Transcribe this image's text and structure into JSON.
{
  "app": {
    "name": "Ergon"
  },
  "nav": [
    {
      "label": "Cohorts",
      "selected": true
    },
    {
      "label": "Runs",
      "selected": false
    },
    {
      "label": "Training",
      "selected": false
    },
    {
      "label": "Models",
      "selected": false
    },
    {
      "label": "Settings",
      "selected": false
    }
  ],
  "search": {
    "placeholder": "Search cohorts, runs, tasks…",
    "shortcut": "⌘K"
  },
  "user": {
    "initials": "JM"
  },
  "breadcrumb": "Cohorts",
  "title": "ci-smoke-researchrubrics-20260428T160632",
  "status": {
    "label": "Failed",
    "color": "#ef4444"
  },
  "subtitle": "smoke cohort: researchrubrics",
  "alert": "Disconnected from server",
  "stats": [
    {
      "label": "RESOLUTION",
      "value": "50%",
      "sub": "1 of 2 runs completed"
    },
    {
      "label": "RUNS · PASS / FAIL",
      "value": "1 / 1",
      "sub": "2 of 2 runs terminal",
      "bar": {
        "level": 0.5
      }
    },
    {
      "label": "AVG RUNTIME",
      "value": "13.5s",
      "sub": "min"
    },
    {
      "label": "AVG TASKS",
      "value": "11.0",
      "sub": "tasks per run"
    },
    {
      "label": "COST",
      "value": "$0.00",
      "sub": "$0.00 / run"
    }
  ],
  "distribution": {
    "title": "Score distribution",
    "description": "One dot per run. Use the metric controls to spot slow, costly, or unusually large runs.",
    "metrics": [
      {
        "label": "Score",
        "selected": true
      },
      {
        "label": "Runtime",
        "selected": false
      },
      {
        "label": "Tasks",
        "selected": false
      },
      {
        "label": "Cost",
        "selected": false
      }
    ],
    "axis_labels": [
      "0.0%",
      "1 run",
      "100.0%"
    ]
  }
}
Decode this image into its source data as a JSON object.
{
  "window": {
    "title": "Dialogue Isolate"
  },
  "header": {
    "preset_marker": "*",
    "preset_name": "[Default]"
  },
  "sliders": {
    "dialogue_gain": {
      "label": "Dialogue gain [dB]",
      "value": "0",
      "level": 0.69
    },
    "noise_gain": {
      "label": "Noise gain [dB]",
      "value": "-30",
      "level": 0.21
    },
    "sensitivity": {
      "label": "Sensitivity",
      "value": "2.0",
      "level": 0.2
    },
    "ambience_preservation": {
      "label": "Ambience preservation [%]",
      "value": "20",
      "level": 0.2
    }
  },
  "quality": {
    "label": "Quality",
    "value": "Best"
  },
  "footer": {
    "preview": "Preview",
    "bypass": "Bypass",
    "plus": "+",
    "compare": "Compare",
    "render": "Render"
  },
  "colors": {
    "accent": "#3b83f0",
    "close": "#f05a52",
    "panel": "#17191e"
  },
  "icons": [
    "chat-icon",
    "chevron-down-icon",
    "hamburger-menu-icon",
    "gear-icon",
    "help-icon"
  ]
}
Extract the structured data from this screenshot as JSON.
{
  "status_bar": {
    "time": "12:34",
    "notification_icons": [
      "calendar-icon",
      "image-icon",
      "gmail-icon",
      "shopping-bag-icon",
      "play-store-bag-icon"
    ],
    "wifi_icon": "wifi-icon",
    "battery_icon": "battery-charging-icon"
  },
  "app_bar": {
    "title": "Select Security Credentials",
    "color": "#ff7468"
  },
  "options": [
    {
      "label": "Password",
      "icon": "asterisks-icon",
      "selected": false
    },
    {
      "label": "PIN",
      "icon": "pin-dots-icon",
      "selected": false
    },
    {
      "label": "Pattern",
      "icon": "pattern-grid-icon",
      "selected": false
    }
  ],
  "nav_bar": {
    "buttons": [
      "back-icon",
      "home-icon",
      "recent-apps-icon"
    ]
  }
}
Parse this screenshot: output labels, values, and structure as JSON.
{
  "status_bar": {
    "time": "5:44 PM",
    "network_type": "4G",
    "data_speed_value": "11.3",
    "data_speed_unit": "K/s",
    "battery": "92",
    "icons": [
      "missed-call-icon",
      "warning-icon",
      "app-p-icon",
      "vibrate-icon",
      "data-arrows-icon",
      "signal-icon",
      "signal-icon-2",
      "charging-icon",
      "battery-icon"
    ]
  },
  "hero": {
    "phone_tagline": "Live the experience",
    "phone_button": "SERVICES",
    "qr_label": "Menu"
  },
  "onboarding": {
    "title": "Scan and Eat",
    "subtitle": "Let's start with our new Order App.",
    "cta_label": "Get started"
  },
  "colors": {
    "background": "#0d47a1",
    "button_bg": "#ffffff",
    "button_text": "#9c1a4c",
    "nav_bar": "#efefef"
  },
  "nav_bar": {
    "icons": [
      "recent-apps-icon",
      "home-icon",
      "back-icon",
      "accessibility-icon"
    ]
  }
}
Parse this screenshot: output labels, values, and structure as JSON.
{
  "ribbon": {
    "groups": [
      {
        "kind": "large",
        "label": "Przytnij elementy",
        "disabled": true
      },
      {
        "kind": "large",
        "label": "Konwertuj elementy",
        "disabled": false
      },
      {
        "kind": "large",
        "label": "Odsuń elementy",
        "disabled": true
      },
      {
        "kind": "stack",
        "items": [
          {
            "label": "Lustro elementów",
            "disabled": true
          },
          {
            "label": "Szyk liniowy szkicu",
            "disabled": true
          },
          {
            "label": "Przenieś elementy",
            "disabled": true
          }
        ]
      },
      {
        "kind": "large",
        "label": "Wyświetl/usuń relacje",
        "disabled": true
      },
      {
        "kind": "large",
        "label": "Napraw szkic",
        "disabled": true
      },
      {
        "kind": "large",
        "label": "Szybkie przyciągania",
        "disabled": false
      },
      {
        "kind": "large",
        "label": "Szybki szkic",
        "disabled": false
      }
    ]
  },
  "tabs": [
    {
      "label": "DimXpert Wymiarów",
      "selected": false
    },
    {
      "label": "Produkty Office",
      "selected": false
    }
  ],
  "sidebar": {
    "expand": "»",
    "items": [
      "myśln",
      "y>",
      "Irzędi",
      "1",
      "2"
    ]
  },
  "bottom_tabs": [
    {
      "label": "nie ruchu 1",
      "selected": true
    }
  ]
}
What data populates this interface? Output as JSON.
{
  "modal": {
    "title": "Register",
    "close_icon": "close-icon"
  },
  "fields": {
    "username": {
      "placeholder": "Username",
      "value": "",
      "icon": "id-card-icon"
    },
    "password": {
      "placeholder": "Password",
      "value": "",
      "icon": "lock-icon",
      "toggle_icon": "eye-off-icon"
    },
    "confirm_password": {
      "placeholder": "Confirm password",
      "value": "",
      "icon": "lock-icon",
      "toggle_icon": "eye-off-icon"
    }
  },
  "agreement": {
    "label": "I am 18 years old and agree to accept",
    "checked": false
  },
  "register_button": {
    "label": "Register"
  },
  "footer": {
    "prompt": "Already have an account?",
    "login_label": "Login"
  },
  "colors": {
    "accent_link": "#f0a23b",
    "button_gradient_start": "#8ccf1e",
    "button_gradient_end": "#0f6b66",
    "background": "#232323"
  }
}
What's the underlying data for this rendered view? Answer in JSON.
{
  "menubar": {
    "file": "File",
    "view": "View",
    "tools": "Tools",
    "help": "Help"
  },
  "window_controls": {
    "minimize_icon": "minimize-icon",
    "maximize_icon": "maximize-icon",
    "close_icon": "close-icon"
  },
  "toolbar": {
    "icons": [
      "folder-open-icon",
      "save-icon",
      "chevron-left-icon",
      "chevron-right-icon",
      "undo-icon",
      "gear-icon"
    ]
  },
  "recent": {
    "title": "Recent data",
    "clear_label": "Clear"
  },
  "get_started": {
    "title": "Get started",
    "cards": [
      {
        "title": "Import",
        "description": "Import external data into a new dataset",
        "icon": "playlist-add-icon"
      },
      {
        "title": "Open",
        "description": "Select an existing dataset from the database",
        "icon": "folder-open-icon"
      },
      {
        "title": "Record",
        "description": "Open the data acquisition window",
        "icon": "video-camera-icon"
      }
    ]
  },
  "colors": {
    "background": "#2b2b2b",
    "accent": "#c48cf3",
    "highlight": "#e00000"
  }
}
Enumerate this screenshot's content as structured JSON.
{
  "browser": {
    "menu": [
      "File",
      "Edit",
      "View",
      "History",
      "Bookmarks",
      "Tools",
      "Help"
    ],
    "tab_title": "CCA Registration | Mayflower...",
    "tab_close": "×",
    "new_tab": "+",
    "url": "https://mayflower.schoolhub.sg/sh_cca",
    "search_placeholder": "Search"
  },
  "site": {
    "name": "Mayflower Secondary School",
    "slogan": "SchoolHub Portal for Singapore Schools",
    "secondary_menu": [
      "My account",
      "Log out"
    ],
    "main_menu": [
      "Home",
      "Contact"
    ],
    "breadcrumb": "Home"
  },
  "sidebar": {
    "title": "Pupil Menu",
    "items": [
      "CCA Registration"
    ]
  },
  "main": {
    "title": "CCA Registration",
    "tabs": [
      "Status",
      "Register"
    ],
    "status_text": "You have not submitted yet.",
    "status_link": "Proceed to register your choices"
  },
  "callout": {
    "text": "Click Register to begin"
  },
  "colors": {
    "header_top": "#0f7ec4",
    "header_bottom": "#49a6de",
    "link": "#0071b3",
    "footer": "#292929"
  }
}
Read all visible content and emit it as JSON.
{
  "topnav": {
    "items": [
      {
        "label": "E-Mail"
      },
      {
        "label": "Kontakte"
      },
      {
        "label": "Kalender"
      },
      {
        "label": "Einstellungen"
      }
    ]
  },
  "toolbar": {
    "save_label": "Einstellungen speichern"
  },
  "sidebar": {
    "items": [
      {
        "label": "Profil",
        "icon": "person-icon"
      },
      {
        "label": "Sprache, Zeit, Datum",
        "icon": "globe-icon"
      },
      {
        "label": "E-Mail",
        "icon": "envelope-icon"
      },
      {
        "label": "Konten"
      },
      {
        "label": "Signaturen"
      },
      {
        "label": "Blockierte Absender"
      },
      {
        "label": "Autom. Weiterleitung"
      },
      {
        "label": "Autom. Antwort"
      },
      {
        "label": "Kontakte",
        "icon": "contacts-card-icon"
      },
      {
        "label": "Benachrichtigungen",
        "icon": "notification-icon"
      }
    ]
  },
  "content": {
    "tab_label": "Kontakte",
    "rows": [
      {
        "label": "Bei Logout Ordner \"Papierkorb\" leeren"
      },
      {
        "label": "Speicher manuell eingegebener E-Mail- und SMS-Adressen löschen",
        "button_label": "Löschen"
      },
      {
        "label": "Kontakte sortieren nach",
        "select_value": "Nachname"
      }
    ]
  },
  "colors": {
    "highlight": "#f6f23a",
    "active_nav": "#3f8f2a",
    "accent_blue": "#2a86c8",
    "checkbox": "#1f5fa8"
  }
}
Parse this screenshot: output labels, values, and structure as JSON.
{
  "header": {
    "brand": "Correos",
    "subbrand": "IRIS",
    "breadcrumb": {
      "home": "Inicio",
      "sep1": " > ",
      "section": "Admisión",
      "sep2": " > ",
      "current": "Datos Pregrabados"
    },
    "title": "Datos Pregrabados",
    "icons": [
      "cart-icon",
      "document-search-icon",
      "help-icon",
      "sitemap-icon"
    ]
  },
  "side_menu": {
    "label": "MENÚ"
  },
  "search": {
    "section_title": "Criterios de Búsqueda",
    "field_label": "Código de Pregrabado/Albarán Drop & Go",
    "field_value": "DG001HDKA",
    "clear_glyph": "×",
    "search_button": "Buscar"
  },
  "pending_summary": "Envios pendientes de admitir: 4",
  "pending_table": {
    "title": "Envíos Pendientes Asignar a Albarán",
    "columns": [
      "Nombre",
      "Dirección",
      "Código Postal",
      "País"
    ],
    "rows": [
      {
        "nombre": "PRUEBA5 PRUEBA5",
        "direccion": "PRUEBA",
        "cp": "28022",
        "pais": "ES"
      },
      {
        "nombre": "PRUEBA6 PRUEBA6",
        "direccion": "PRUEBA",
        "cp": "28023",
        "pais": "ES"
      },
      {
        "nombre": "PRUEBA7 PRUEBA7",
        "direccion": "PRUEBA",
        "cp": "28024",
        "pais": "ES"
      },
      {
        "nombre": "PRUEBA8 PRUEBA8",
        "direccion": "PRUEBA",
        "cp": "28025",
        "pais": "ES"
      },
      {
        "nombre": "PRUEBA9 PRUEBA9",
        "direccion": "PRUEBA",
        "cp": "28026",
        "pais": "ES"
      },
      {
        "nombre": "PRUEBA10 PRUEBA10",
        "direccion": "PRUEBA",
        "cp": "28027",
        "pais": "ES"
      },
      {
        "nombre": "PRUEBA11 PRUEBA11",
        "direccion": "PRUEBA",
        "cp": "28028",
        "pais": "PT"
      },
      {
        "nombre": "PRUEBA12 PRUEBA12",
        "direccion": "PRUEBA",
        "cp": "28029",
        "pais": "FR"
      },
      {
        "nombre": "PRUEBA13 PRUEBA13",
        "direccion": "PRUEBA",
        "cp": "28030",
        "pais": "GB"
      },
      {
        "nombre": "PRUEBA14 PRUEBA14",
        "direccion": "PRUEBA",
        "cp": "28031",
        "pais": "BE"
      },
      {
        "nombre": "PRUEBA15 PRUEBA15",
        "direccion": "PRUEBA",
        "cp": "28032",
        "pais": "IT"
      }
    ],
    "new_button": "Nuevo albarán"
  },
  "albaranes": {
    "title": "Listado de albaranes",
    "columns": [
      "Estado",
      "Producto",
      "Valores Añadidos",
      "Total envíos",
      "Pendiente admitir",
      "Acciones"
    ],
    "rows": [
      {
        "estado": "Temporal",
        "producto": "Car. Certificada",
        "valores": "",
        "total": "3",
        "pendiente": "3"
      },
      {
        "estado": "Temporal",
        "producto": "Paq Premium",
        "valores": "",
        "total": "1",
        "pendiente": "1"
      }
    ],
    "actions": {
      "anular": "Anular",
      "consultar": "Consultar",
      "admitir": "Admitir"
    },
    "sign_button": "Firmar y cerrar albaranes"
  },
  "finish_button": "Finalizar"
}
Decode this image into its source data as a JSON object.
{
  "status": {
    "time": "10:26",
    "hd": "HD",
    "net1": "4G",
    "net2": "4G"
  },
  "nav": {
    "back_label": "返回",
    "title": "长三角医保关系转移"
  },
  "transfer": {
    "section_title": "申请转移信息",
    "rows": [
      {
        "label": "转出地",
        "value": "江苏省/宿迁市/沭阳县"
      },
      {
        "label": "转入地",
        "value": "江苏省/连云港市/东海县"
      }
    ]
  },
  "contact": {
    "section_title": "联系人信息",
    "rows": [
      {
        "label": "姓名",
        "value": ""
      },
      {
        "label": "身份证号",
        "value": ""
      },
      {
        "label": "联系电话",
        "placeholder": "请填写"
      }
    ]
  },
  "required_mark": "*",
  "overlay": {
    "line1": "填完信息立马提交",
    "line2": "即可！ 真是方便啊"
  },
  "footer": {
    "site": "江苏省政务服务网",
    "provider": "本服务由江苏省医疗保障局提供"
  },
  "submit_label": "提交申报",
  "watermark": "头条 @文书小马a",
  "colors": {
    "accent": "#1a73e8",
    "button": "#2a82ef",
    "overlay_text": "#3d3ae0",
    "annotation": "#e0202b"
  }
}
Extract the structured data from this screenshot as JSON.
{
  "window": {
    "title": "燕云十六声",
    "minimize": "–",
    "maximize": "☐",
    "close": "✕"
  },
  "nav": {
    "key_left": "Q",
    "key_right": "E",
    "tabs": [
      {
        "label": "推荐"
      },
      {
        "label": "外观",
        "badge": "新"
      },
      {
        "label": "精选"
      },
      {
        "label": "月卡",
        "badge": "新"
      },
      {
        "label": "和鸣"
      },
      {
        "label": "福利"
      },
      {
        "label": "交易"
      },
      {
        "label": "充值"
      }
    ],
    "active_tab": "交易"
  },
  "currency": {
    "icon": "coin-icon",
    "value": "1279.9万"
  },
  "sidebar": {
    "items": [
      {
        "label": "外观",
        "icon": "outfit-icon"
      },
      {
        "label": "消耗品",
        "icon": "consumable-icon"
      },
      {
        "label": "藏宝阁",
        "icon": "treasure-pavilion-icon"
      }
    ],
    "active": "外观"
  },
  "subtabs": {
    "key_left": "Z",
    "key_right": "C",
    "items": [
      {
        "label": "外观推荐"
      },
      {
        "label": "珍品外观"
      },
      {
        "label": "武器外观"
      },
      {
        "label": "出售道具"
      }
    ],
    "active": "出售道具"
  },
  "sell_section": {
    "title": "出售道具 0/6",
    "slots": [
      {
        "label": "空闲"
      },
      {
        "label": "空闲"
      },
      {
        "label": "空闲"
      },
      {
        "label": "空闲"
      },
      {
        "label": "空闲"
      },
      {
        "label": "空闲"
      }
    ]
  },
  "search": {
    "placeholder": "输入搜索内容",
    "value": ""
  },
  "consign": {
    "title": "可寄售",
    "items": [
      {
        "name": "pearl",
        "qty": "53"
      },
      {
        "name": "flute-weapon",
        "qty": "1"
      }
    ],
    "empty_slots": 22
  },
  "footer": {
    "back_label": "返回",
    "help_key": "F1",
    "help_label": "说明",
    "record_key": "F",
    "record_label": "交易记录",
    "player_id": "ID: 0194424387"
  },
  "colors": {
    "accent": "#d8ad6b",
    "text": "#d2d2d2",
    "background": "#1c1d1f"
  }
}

#####

REQUEST — Tell how many lines of the records above hold the string "dataset". Give no other text.

WRITTEN SOLUTION — 2